### [Instructions to follow]
Look below for the line containing "Enumerate this screenshot's", then write out that line and every line after it to the end, exactly, minus the pictures.

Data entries
------

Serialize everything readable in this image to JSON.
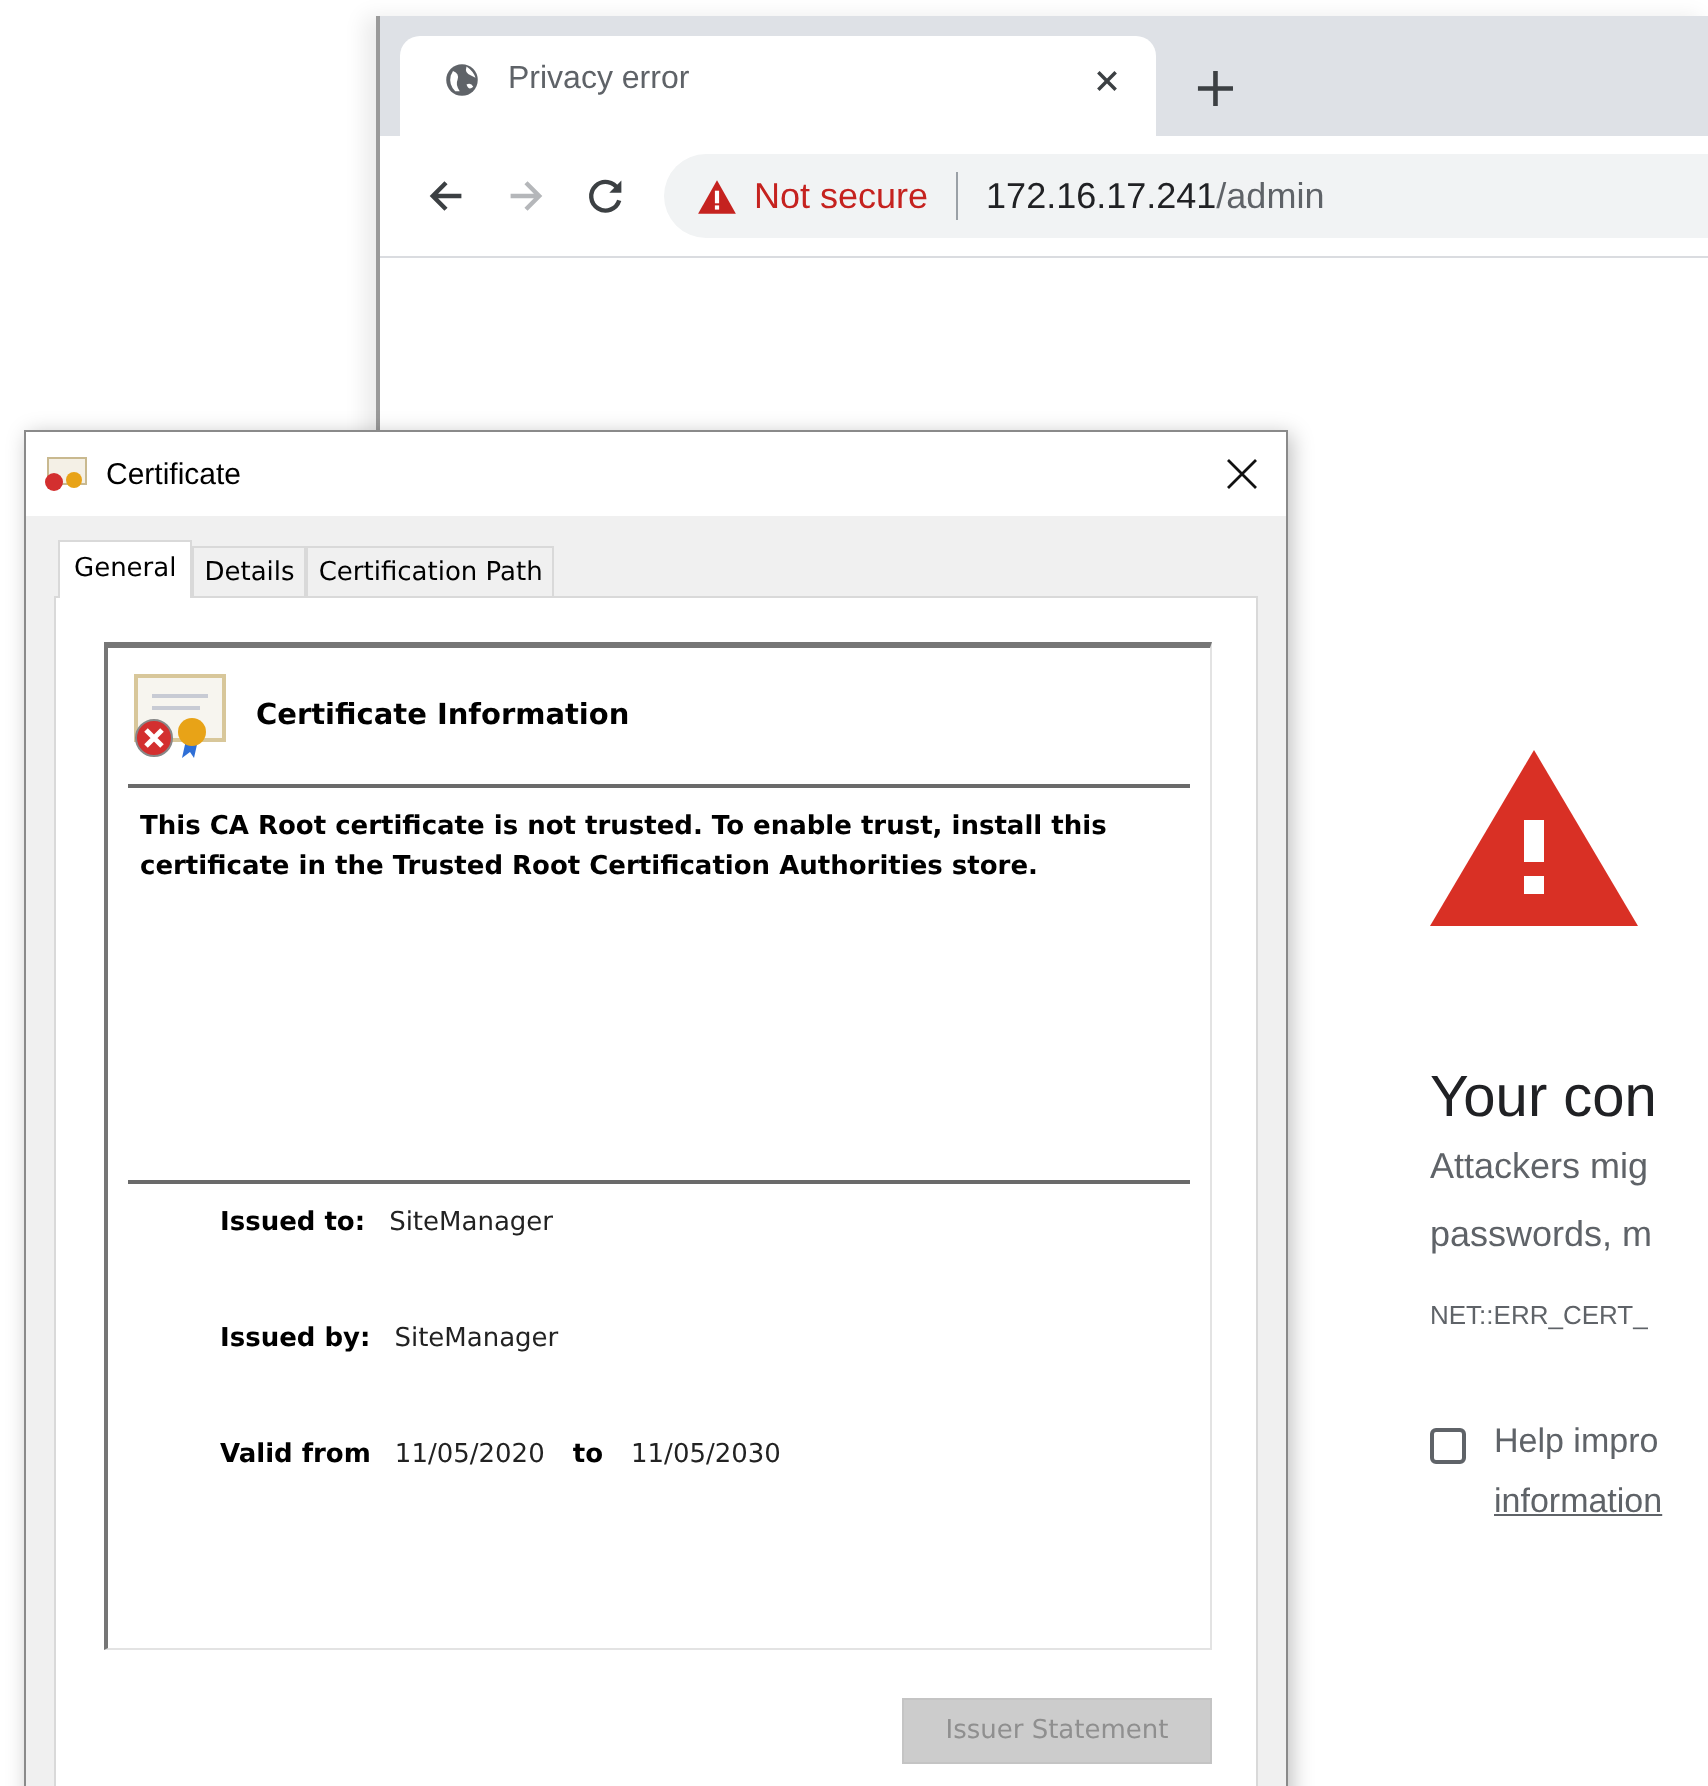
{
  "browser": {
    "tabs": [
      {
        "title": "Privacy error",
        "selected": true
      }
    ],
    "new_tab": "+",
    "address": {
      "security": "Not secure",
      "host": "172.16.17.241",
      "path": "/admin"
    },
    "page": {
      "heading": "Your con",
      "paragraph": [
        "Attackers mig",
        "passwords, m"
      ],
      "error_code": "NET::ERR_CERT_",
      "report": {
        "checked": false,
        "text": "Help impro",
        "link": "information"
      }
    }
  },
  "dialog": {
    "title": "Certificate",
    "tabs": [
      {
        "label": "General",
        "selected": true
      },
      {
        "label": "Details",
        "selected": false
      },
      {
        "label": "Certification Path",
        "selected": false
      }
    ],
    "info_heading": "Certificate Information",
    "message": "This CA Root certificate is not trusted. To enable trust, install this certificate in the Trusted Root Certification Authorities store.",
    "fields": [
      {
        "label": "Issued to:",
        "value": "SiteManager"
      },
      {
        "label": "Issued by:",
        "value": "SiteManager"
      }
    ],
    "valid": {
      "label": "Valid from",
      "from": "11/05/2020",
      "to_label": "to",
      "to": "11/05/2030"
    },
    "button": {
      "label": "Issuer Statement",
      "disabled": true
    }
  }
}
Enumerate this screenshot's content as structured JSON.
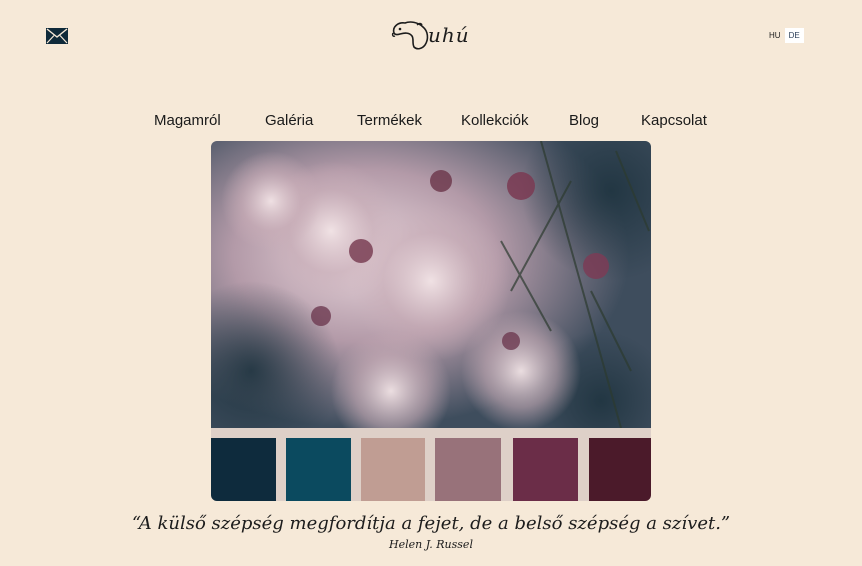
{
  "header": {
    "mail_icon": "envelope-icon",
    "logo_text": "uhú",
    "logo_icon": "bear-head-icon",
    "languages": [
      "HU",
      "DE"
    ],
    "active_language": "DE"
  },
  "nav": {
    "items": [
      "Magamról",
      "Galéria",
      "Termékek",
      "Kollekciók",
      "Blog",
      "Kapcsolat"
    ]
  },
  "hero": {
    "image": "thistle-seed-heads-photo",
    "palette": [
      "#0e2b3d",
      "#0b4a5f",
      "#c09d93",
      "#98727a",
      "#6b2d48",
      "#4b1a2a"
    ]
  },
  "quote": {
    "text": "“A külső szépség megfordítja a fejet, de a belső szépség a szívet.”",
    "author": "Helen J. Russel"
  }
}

------

### [Exercise output]
Enumerate this screenshot's content as structured JSON.
{
  "header": {
    "mail_icon": "envelope-icon",
    "logo_text": "uhú",
    "logo_icon": "bear-head-icon",
    "languages": [
      "HU",
      "DE"
    ],
    "active_language": "DE"
  },
  "nav": {
    "items": [
      "Magamról",
      "Galéria",
      "Termékek",
      "Kollekciók",
      "Blog",
      "Kapcsolat"
    ]
  },
  "hero": {
    "image": "thistle-seed-heads-photo",
    "palette": [
      "#0e2b3d",
      "#0b4a5f",
      "#c09d93",
      "#98727a",
      "#6b2d48",
      "#4b1a2a"
    ]
  },
  "quote": {
    "text": "“A külső szépség megfordítja a fejet, de a belső szépség a szívet.”",
    "author": "Helen J. Russel"
  }
}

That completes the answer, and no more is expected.